*Requirement*. Find each line containing the string "SCLLD" and return it.

*Available records*.
* BEGIN *

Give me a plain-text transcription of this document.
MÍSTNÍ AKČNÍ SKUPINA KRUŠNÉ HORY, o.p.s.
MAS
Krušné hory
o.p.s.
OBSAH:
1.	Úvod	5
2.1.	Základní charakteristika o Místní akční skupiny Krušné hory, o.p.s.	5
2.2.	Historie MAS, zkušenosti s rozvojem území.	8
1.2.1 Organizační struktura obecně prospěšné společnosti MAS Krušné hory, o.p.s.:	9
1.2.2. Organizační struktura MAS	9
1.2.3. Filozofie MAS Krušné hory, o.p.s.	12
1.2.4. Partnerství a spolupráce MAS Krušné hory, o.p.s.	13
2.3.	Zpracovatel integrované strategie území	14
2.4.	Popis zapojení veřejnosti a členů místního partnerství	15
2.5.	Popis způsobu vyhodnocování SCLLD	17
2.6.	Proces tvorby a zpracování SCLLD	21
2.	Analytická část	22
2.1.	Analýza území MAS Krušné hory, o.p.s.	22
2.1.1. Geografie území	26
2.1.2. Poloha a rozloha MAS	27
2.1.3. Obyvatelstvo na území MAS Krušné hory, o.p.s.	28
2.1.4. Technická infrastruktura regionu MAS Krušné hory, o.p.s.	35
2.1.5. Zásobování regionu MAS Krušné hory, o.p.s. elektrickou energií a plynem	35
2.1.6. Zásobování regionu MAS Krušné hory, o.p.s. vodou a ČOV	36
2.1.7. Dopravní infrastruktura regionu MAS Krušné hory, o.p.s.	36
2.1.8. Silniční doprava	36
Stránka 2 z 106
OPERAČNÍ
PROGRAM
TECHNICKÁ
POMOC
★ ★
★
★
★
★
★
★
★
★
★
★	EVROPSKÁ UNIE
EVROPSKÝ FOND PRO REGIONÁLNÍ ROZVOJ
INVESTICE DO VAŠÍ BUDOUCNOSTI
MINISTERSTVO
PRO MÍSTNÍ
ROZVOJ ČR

* END *

*Answer*.
2.5.	Popis způsobu vyhodnocování SCLLD	17
2.6.	Proces tvorby a zpracování SCLLD	21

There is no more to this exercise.